*Request*:
Filter these entries, keeping only lines that hold the word "directly".

**********

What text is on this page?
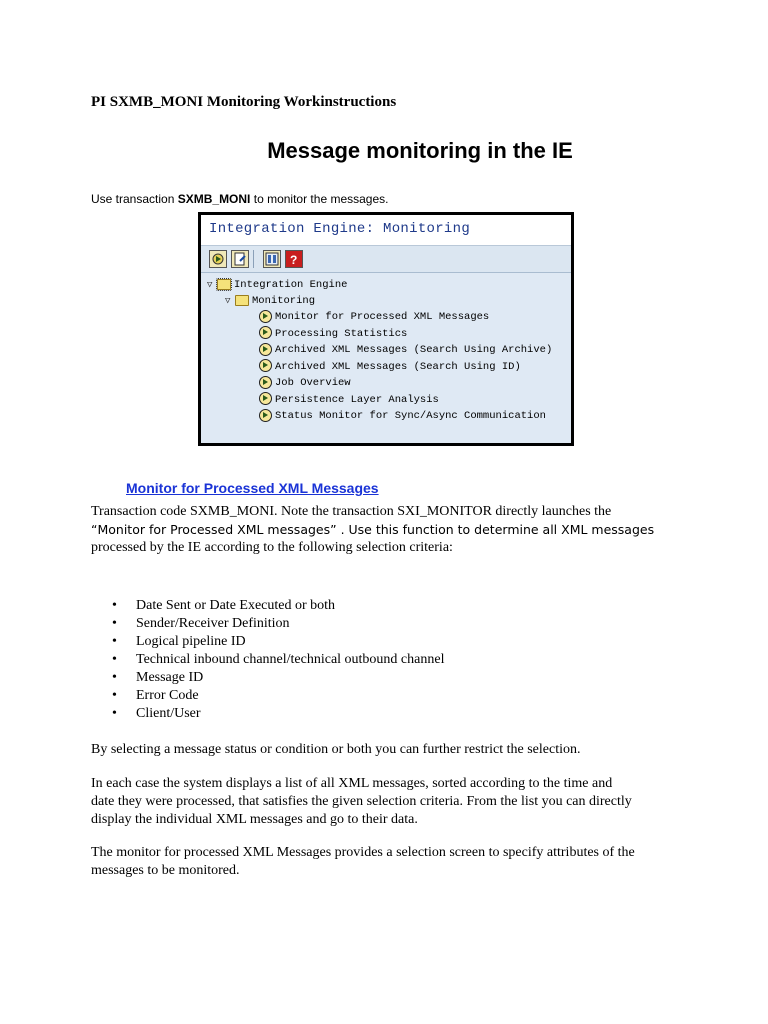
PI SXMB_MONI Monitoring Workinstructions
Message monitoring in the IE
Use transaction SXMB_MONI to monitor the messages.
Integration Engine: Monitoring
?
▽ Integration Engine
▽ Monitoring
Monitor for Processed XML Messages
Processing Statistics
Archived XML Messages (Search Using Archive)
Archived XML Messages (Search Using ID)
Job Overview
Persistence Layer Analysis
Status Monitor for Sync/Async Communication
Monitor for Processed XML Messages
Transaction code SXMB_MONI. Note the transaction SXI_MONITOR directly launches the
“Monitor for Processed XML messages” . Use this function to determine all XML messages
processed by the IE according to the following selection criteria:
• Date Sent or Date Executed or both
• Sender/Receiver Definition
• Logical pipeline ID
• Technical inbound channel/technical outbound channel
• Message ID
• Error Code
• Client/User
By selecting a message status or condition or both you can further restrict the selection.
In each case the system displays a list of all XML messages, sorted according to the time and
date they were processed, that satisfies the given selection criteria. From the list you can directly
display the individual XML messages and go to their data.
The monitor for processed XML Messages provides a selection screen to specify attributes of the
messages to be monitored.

**********

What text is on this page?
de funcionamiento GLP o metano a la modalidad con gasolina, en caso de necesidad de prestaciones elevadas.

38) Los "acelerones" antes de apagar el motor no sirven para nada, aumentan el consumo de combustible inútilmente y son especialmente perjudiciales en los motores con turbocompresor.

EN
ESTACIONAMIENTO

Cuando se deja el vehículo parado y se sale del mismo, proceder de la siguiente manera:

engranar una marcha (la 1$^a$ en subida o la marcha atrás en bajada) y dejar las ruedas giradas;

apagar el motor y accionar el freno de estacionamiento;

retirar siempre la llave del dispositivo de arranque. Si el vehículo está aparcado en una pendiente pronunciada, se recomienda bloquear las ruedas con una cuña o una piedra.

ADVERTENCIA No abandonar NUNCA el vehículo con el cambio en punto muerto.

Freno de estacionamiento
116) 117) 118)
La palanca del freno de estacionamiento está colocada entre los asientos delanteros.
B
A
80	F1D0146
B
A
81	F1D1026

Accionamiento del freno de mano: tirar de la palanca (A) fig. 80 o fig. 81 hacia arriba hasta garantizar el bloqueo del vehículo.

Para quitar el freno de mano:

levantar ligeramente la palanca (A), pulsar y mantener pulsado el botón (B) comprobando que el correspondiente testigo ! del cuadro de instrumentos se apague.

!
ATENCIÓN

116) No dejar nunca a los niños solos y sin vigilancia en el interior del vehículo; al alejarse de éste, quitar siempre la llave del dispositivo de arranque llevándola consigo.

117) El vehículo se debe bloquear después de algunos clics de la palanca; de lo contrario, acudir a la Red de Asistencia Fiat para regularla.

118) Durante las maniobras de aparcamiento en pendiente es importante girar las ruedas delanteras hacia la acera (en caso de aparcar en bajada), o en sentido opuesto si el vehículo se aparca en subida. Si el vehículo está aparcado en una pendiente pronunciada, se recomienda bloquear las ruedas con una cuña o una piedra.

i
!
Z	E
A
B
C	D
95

**********

*Task output*:
Transaction code SXMB_MONI. Note the transaction SXI_MONITOR directly launches the
date they were processed, that satisfies the given selection criteria. From the list you can directly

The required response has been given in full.